OBJECTIVE
Omit the pictures, then write out every entry exactly as it reads.

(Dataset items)
────
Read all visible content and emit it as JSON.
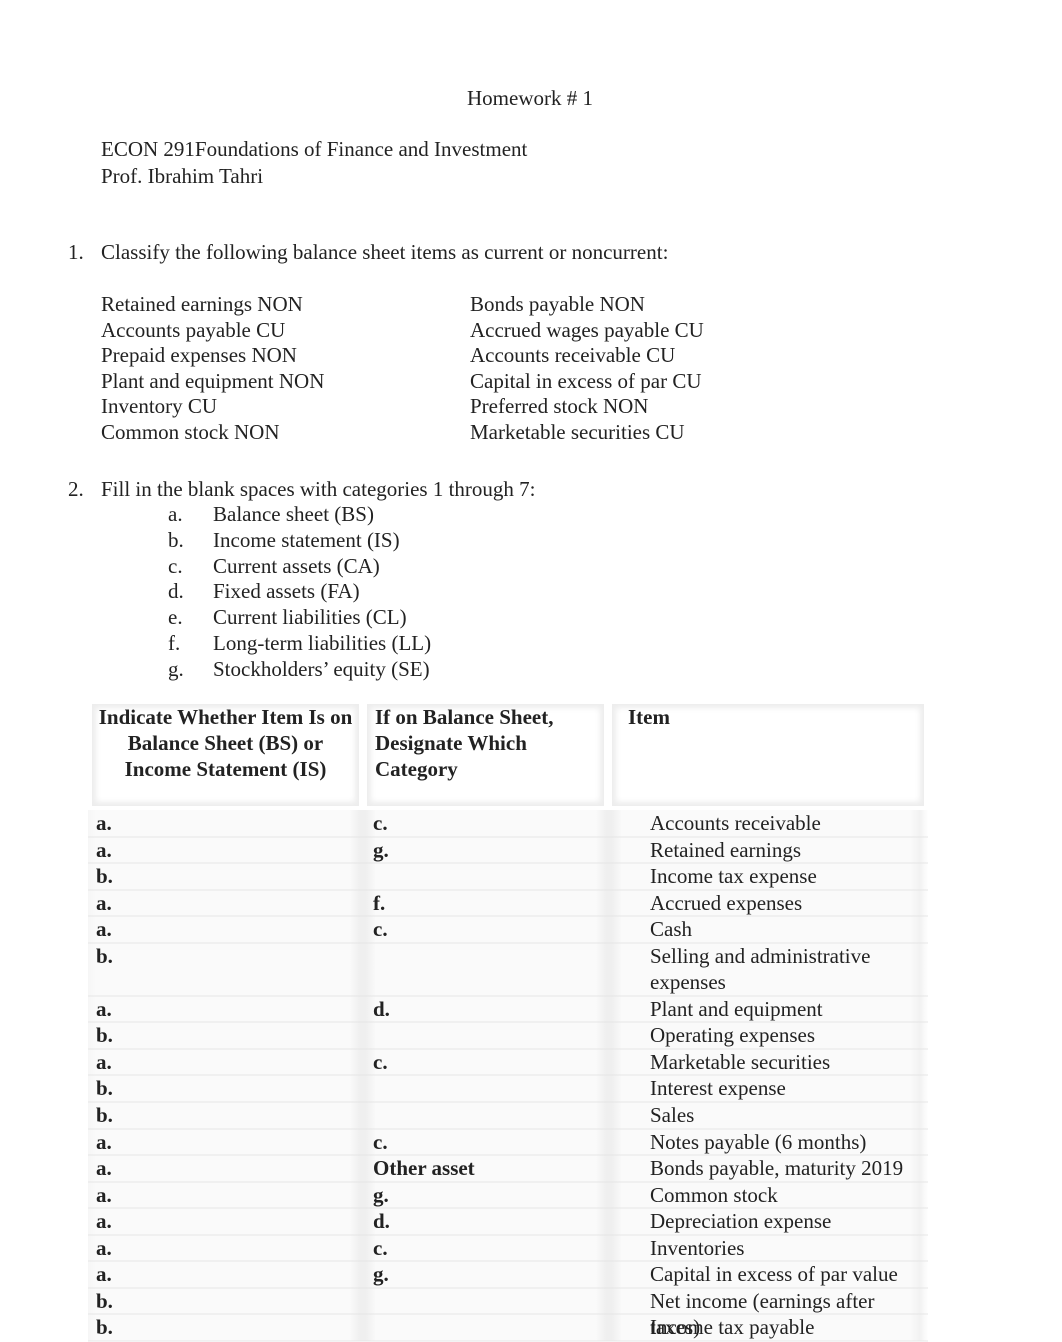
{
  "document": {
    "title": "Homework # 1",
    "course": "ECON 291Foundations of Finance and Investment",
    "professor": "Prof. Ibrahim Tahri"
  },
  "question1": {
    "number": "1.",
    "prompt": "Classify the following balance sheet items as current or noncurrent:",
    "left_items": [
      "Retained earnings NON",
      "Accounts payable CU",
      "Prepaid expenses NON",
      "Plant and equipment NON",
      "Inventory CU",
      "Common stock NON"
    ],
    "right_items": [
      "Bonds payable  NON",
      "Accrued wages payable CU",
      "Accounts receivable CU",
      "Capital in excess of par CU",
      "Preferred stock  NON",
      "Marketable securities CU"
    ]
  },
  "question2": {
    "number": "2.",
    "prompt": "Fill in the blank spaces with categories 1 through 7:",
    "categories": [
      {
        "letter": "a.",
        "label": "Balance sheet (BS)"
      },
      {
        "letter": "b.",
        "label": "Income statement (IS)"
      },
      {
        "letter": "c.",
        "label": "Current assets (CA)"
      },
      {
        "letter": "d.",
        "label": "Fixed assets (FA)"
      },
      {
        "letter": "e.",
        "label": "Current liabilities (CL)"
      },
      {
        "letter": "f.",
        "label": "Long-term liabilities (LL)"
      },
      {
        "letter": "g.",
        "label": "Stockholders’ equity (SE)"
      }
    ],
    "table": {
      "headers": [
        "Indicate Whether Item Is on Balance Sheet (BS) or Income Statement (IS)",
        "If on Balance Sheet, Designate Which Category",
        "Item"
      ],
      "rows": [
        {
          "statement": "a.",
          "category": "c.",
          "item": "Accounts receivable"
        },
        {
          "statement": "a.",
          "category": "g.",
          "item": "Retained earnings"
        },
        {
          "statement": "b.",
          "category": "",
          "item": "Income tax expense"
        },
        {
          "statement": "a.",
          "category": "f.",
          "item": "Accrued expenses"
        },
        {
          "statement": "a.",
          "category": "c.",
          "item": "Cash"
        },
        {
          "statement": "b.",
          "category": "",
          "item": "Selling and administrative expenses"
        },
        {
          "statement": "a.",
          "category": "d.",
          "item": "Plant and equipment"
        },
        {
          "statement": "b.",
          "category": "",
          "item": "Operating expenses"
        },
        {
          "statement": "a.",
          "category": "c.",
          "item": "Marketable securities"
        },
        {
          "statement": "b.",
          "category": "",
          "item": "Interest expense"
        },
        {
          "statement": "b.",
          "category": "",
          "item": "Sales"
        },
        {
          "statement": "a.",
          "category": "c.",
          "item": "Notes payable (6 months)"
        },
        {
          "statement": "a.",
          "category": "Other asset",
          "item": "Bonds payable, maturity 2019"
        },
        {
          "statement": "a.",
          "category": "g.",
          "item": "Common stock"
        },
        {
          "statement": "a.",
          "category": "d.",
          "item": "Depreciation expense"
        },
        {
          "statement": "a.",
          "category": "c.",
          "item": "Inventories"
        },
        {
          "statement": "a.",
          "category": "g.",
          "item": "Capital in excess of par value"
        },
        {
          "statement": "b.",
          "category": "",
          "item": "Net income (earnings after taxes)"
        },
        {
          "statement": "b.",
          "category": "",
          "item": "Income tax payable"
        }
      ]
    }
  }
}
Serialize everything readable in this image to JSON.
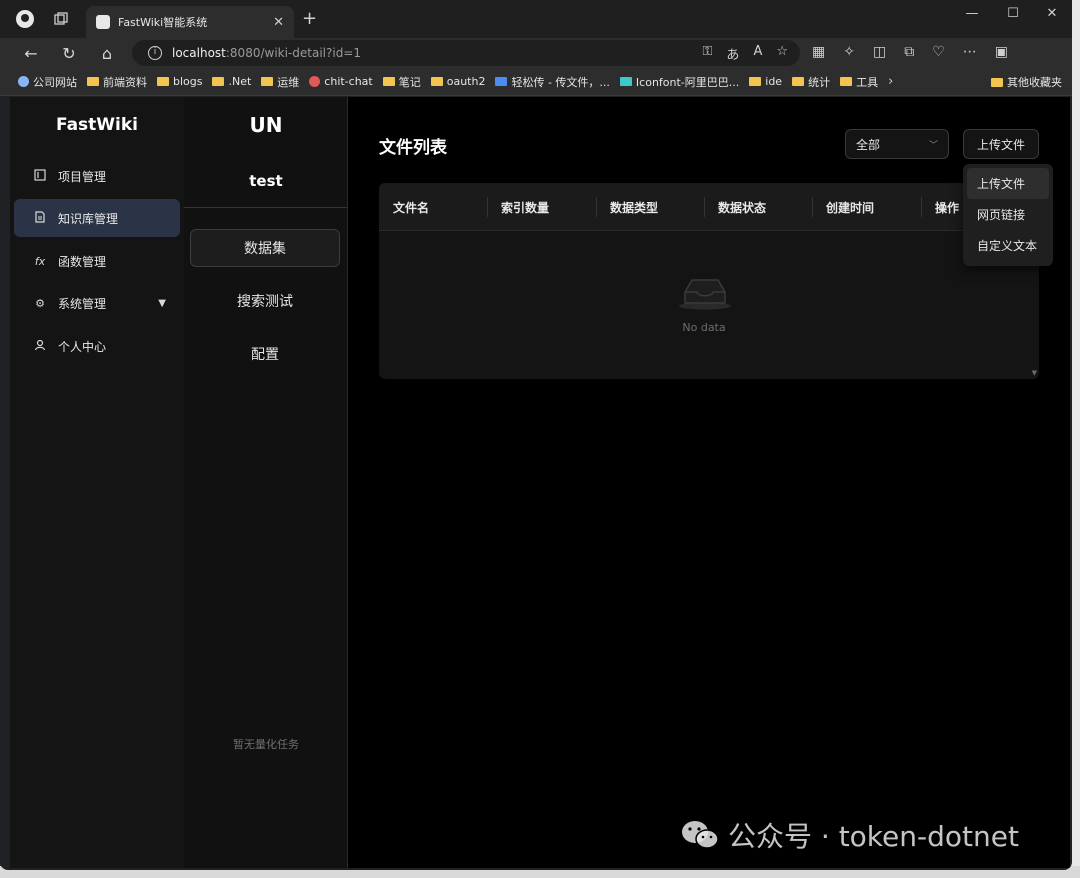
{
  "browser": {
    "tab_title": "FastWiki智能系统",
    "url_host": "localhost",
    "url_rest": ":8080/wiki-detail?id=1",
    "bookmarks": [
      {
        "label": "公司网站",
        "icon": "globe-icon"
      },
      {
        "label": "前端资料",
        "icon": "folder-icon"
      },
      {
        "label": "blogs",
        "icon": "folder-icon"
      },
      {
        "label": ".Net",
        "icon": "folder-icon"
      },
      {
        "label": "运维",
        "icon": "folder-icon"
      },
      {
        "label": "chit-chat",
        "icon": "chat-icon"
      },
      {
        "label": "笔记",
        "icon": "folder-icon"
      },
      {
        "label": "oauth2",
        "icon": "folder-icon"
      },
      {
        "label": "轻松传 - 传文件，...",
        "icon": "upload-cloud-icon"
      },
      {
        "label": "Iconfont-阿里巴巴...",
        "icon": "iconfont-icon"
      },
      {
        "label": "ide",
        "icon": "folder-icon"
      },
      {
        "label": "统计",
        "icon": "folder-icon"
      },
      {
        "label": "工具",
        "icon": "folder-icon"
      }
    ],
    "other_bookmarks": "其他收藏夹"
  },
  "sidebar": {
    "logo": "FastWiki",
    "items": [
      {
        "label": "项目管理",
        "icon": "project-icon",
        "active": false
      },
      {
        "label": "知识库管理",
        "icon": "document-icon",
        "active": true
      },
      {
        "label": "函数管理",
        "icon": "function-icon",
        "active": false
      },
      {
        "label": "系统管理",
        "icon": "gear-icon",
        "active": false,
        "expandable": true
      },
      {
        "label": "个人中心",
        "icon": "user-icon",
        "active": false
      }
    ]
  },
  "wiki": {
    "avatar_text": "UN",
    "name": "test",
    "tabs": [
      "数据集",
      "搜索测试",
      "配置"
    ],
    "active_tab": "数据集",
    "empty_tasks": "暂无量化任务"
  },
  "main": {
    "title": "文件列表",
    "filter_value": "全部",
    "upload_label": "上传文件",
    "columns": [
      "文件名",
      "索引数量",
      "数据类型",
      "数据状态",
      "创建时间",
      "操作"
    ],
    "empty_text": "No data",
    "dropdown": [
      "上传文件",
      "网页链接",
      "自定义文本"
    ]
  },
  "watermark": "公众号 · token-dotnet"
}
────
EXERCISE OUTPUT
Read all visible content and emit it as JSON.
{
  "document": {
    "title": "Homework # 1",
    "course": "ECON 291Foundations of Finance and Investment",
    "professor": "Prof. Ibrahim Tahri"
  },
  "question1": {
    "number": "1.",
    "prompt": "Classify the following balance sheet items as current or noncurrent:",
    "left_items": [
      "Retained earnings NON",
      "Accounts payable CU",
      "Prepaid expenses NON",
      "Plant and equipment NON",
      "Inventory CU",
      "Common stock NON"
    ],
    "right_items": [
      "Bonds payable  NON",
      "Accrued wages payable CU",
      "Accounts receivable CU",
      "Capital in excess of par CU",
      "Preferred stock  NON",
      "Marketable securities CU"
    ]
  },
  "question2": {
    "number": "2.",
    "prompt": "Fill in the blank spaces with categories 1 through 7:",
    "categories": [
      {
        "letter": "a.",
        "label": "Balance sheet (BS)"
      },
      {
        "letter": "b.",
        "label": "Income statement (IS)"
      },
      {
        "letter": "c.",
        "label": "Current assets (CA)"
      },
      {
        "letter": "d.",
        "label": "Fixed assets (FA)"
      },
      {
        "letter": "e.",
        "label": "Current liabilities (CL)"
      },
      {
        "letter": "f.",
        "label": "Long-term liabilities (LL)"
      },
      {
        "letter": "g.",
        "label": "Stockholders’ equity (SE)"
      }
    ],
    "table": {
      "headers": [
        "Indicate Whether Item Is on Balance Sheet (BS) or Income Statement (IS)",
        "If on Balance Sheet, Designate Which Category",
        "Item"
      ],
      "rows": [
        {
          "statement": "a.",
          "category": "c.",
          "item": "Accounts receivable"
        },
        {
          "statement": "a.",
          "category": "g.",
          "item": "Retained earnings"
        },
        {
          "statement": "b.",
          "category": "",
          "item": "Income tax expense"
        },
        {
          "statement": "a.",
          "category": "f.",
          "item": "Accrued expenses"
        },
        {
          "statement": "a.",
          "category": "c.",
          "item": "Cash"
        },
        {
          "statement": "b.",
          "category": "",
          "item": "Selling and administrative expenses"
        },
        {
          "statement": "a.",
          "category": "d.",
          "item": "Plant and equipment"
        },
        {
          "statement": "b.",
          "category": "",
          "item": "Operating expenses"
        },
        {
          "statement": "a.",
          "category": "c.",
          "item": "Marketable securities"
        },
        {
          "statement": "b.",
          "category": "",
          "item": "Interest expense"
        },
        {
          "statement": "b.",
          "category": "",
          "item": "Sales"
        },
        {
          "statement": "a.",
          "category": "c.",
          "item": "Notes payable (6 months)"
        },
        {
          "statement": "a.",
          "category": "Other asset",
          "item": "Bonds payable, maturity 2019"
        },
        {
          "statement": "a.",
          "category": "g.",
          "item": "Common stock"
        },
        {
          "statement": "a.",
          "category": "d.",
          "item": "Depreciation expense"
        },
        {
          "statement": "a.",
          "category": "c.",
          "item": "Inventories"
        },
        {
          "statement": "a.",
          "category": "g.",
          "item": "Capital in excess of par value"
        },
        {
          "statement": "b.",
          "category": "",
          "item": "Net income (earnings after taxes)"
        },
        {
          "statement": "b.",
          "category": "",
          "item": "Income tax payable"
        }
      ]
    }
  }
}
Serialize everything readable in this image to JSON.
{
  "browser": {
    "tab_title": "FastWiki智能系统",
    "url_host": "localhost",
    "url_rest": ":8080/wiki-detail?id=1",
    "bookmarks": [
      {
        "label": "公司网站",
        "icon": "globe-icon"
      },
      {
        "label": "前端资料",
        "icon": "folder-icon"
      },
      {
        "label": "blogs",
        "icon": "folder-icon"
      },
      {
        "label": ".Net",
        "icon": "folder-icon"
      },
      {
        "label": "运维",
        "icon": "folder-icon"
      },
      {
        "label": "chit-chat",
        "icon": "chat-icon"
      },
      {
        "label": "笔记",
        "icon": "folder-icon"
      },
      {
        "label": "oauth2",
        "icon": "folder-icon"
      },
      {
        "label": "轻松传 - 传文件，...",
        "icon": "upload-cloud-icon"
      },
      {
        "label": "Iconfont-阿里巴巴...",
        "icon": "iconfont-icon"
      },
      {
        "label": "ide",
        "icon": "folder-icon"
      },
      {
        "label": "统计",
        "icon": "folder-icon"
      },
      {
        "label": "工具",
        "icon": "folder-icon"
      }
    ],
    "other_bookmarks": "其他收藏夹"
  },
  "sidebar": {
    "logo": "FastWiki",
    "items": [
      {
        "label": "项目管理",
        "icon": "project-icon",
        "active": false
      },
      {
        "label": "知识库管理",
        "icon": "document-icon",
        "active": true
      },
      {
        "label": "函数管理",
        "icon": "function-icon",
        "active": false
      },
      {
        "label": "系统管理",
        "icon": "gear-icon",
        "active": false,
        "expandable": true
      },
      {
        "label": "个人中心",
        "icon": "user-icon",
        "active": false
      }
    ]
  },
  "wiki": {
    "avatar_text": "UN",
    "name": "test",
    "tabs": [
      "数据集",
      "搜索测试",
      "配置"
    ],
    "active_tab": "数据集",
    "empty_tasks": "暂无量化任务"
  },
  "main": {
    "title": "文件列表",
    "filter_value": "全部",
    "upload_label": "上传文件",
    "columns": [
      "文件名",
      "索引数量",
      "数据类型",
      "数据状态",
      "创建时间",
      "操作"
    ],
    "empty_text": "No data",
    "dropdown": [
      "上传文件",
      "网页链接",
      "自定义文本"
    ]
  },
  "watermark": "公众号 · token-dotnet"
}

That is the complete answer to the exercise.